Deciding what makes sense for your application begins with clearly defining the absolutes. In other words, get as many constraints clearly defined up front as you can. Doing that will often make most of the variables define themselves. Some of the absolutes that can normally be defined are shown in Table 1.
Table 1. Water Recycling Process Variables | ||
Metric |
Range | Note |
Water used in process | 5–12 gpm × 24 hr × 5 days (7200–17280 gpd) |
Flow depends on part configuration and dragout. |
pH required for process | 6–8, consistent | Not critical, just needs to be consistent. |
Total dissolved solids (conductivity) | <50 ppm for rinses, <1000 ppm for chem-bath makeup |
|
Wastewater flow | 3–9 gpm × 24 hr × 5 days (4320–12960 gpd) |
2–4 gpm loss in drag-out and evaporation is normal for a five-stage washer. |
Wastewater analysis | Need complete analysis of the starting point for recycling. |
“Complete” is a relative term. |
Available space, power, facilities | Be sure space, power, drainage, and other facility constraints are known up front. | Specifying these things can save a lot of time later in the process. |
Cost / benefit analysis | Current costs, benefits expected, corporate ROIC rules, availability of funds, timetable. | These items will price the process for you. Anything outside the required ROI rule is a non-starter. |
As you can see, once your rules are defined the RFQ gets pretty easy to write. A good performance specification, including operating cost, capital cost, throughput, product quality and the level of automation required, is a very good starting place. From that information a creative company can get you their best offering to match your application.
Recycling Technologies
Another critical consideration is choosing the right type of water recycling technology for your application. Some of the options that will come up in discussions about recycling include reverse osmosis (RO), precipitation, deionization, filtration, centrifuges, oil separation, ultrafiltration (UF) and nano-filtration.
These components all have a place in the market. The trick is to decide which ones make sense for your application, what order to put them in, and how to size them all for effective treatment and efficient operation.

Saved entries
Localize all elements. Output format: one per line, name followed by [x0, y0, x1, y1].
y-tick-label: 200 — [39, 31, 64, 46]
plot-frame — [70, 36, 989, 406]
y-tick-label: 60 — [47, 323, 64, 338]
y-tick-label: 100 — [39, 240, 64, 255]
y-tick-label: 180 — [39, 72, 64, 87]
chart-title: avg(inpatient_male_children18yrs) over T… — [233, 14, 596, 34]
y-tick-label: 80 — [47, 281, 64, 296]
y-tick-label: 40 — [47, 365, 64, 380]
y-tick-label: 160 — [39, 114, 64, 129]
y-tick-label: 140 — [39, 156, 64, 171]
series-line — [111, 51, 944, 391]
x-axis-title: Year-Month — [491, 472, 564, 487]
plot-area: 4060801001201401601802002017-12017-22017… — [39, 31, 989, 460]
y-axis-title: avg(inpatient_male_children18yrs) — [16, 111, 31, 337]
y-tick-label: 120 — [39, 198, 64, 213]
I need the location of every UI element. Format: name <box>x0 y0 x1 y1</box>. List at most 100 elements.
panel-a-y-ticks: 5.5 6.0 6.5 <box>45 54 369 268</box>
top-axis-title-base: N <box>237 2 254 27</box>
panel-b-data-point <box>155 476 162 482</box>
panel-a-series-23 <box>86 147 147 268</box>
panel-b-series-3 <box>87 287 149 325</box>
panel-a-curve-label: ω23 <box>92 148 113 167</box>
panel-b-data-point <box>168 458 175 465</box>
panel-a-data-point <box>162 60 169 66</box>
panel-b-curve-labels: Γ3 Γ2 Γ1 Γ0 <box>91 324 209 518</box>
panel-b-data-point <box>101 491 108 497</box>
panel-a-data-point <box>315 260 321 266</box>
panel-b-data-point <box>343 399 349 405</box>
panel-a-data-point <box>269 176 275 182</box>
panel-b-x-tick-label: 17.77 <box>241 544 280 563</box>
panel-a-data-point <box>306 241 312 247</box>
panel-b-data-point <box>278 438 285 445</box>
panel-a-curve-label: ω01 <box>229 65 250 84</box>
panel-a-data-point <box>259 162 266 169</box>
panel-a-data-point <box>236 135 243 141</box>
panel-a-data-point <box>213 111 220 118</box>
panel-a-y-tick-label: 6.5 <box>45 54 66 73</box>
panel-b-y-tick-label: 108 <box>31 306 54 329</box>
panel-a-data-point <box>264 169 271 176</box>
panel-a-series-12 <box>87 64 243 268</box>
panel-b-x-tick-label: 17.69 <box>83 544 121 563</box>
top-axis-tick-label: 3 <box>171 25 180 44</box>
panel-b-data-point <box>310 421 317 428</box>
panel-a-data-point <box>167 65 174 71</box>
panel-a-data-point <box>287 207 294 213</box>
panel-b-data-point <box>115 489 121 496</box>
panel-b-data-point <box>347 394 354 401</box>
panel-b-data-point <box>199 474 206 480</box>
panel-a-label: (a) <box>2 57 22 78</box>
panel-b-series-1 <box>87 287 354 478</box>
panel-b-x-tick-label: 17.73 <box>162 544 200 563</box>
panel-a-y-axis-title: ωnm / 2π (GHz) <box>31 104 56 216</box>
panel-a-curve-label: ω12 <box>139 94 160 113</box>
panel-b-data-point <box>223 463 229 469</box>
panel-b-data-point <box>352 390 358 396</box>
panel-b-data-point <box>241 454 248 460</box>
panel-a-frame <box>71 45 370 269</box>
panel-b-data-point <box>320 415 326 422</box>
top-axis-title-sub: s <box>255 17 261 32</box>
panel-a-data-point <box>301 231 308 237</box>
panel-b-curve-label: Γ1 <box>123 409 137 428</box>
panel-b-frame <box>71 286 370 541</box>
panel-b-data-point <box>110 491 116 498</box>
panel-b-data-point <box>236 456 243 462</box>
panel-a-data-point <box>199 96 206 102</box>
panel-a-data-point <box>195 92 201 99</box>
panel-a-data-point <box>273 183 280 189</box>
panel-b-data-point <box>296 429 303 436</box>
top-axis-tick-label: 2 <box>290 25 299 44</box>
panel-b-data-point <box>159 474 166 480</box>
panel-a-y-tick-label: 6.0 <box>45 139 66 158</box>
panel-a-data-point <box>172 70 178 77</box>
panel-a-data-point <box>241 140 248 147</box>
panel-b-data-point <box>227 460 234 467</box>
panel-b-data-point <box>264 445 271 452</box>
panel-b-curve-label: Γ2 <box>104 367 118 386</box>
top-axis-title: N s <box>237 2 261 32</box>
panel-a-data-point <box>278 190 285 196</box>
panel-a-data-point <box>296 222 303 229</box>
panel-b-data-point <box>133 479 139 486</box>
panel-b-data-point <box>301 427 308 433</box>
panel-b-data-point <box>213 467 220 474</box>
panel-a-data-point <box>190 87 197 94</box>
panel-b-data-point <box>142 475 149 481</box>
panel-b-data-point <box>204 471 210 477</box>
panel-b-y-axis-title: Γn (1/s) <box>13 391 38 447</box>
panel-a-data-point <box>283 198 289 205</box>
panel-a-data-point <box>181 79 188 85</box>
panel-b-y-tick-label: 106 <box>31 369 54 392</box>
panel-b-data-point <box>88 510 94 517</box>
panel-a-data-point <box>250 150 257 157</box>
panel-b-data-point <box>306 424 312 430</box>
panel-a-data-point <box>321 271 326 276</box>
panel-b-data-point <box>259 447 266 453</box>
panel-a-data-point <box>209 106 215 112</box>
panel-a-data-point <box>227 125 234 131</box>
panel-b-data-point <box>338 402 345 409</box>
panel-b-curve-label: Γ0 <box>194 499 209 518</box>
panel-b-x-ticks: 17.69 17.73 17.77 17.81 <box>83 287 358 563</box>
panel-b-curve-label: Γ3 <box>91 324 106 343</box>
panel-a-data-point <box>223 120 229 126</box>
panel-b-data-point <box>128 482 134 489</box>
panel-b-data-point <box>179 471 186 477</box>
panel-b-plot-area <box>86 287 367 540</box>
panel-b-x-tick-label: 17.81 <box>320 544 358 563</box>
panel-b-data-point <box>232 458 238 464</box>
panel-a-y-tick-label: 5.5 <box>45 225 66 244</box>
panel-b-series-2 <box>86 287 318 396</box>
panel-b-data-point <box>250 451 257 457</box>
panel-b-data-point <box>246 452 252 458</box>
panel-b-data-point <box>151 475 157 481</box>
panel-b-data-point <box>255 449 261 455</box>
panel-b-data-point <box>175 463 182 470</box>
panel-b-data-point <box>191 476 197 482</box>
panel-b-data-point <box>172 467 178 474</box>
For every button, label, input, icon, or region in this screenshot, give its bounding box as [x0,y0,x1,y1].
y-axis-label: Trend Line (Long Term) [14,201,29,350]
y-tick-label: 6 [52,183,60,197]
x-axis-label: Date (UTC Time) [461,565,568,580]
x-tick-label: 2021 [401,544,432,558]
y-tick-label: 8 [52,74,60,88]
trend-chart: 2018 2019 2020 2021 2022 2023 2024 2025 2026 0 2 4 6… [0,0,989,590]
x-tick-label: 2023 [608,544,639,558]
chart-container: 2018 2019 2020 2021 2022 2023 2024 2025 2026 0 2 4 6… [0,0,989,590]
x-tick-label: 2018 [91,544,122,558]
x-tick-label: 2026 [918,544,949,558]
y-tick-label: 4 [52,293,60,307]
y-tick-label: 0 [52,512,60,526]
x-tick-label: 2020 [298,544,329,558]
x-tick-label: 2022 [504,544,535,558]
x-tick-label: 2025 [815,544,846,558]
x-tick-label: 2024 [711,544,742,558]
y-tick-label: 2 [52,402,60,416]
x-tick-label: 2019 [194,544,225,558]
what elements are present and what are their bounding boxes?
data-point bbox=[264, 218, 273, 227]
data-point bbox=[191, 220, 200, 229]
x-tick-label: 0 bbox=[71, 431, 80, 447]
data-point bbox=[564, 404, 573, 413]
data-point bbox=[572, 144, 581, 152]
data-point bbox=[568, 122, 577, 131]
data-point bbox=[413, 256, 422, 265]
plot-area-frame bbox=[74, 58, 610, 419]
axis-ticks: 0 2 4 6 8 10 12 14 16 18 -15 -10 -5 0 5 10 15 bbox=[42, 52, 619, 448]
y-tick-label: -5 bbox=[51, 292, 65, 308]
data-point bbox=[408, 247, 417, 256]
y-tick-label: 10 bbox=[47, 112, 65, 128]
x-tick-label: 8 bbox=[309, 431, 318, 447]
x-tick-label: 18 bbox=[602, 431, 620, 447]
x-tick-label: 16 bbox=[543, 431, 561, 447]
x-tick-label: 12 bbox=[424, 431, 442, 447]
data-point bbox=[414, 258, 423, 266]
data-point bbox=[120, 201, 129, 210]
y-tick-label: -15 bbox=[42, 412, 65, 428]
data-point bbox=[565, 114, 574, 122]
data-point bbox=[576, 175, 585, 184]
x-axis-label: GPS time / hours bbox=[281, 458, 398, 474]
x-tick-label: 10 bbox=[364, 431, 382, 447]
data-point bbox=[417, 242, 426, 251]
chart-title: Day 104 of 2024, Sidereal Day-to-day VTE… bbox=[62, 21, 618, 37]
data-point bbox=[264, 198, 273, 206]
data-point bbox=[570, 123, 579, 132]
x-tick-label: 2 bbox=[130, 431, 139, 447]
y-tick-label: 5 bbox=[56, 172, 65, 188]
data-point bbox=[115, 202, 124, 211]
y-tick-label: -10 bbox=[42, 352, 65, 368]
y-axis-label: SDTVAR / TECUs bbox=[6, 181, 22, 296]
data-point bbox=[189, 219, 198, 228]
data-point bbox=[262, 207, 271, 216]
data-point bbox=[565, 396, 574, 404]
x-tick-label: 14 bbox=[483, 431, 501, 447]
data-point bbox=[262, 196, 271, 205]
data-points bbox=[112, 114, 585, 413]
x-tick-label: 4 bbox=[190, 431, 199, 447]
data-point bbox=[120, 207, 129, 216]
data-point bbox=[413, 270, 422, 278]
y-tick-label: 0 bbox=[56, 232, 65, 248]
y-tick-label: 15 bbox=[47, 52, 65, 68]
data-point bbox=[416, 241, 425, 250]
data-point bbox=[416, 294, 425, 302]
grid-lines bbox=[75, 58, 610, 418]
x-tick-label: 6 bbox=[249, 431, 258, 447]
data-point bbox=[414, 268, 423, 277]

**TASK INSTRUCTIONS:**
(A) Print every line of the listing unchanged, from its first line down to and including the line containing "panel-b-y-tick-label: 108 <box>31".
(B) Carry on the passage on choosing water recycling technologies from where it stops.

**ANSWERS PROVIDED:**
(A)
Localize all elements. Output format: one per line, name followed by [x0, y0, x1, y1].
y-tick-label: 200 — [39, 31, 64, 46]
plot-frame — [70, 36, 989, 406]
y-tick-label: 60 — [47, 323, 64, 338]
y-tick-label: 100 — [39, 240, 64, 255]
y-tick-label: 180 — [39, 72, 64, 87]
chart-title: avg(inpatient_male_children18yrs) over T… — [233, 14, 596, 34]
y-tick-label: 80 — [47, 281, 64, 296]
y-tick-label: 40 — [47, 365, 64, 380]
y-tick-label: 160 — [39, 114, 64, 129]
y-tick-label: 140 — [39, 156, 64, 171]
series-line — [111, 51, 944, 391]
x-axis-title: Year-Month — [491, 472, 564, 487]
plot-area: 4060801001201401601802002017-12017-22017… — [39, 31, 989, 460]
y-axis-title: avg(inpatient_male_children18yrs) — [16, 111, 31, 337]
y-tick-label: 120 — [39, 198, 64, 213]
I need the location of every UI element. Format: name <box>x0 y0 x1 y1</box>. List at most 100 elements.
panel-a-y-ticks: 5.5 6.0 6.5 <box>45 54 369 268</box>
top-axis-title-base: N <box>237 2 254 27</box>
panel-b-data-point <box>155 476 162 482</box>
panel-a-series-23 <box>86 147 147 268</box>
panel-b-series-3 <box>87 287 149 325</box>
panel-a-curve-label: ω23 <box>92 148 113 167</box>
panel-b-data-point <box>168 458 175 465</box>
panel-a-data-point <box>162 60 169 66</box>
panel-b-curve-labels: Γ3 Γ2 Γ1 Γ0 <box>91 324 209 518</box>
panel-b-data-point <box>101 491 108 497</box>
panel-a-data-point <box>315 260 321 266</box>
panel-b-data-point <box>343 399 349 405</box>
panel-a-data-point <box>269 176 275 182</box>
panel-b-x-tick-label: 17.77 <box>241 544 280 563</box>
panel-a-data-point <box>306 241 312 247</box>
panel-b-data-point <box>278 438 285 445</box>
panel-a-curve-label: ω01 <box>229 65 250 84</box>
panel-a-data-point <box>259 162 266 169</box>
panel-a-data-point <box>236 135 243 141</box>
panel-a-data-point <box>213 111 220 118</box>
panel-a-y-tick-label: 6.5 <box>45 54 66 73</box>
panel-b-y-tick-label: 108 <box>31 306 54 329</box>

(B)
For example, putting an inexpensive component such as a 5-μm filter in the wrong spot in your process can cost you hundreds of dollars per year in extra filter cartridge costs. Other components have considerations that are not so obvious, and you really need to have an expert working on the design to be sure that the process you finally install and start up will do the job without wasting operating money after it’s running.
For metal finishing, hydroxide precipitation will almost always be part of the process. This is the simplest way to remove the vast majority of solids, including metals, from your waste stream. Hydroxide precipitation is an old, tested method which, done properly, will result in treated water not too different from your supply water in terms of suspended solids and salts. Hydroxide precipitation will not remove oils, although by the nature of the flow and treatment, some types of oils will be reduced.
Membrane processes are another major component of recycling systems. Ultrafiltration, nano-filtration, and reverse osmosis are all used. UF and RO are the most common, with UF being used to remove 100% of the oils and organic contaminants and RO employed to remove salts. In E-coat applications, it is common to use a second stage of RO to polish the product to within the very tight limits required for that process. Once the membrane systems have done their work, the water is ready for use in any part of the process.
While it is very easy to build equipment that will self-destruct in this application, it is also easy enough to build a robust process where every piece of equipment is doing its job and is protected by the equipment ahead. Putting wastewater directly into an RO system, for example, would be a good way to convince yourself that RO will not work. However, that same RO system, with a precipitation system and a UF system in front of it protecting it from suspended solids and oils, will last for many years. The filtration, chemistry, and membrane filtration steps all have to work together in the correct order, and be sized correctly, for the system to be successful.
In considering recycling solutions, be careful with terminology. A lot of people love to use the terms “zero-discharge” or “near zero-discharge.” These terms describe what’s possible, but not what’s smart in most cases. In metal finishing applications it is almost always better to send a small stream to drain, if you can, to remove the salts from your process. If the expectation is for no liquid discharge at all, then the chemistry and process control become critical and expensive, and an evaporation system may be the most efficient solution.
Given the cost of energy these days, we should do everything we can to avoid evaporation unless it’s absolutely necessary. Instead, do the things that need to be done, in the most effective way at each step, and stop when the water is good enough. That is the way to build a successful system, both for your production environment and for your business.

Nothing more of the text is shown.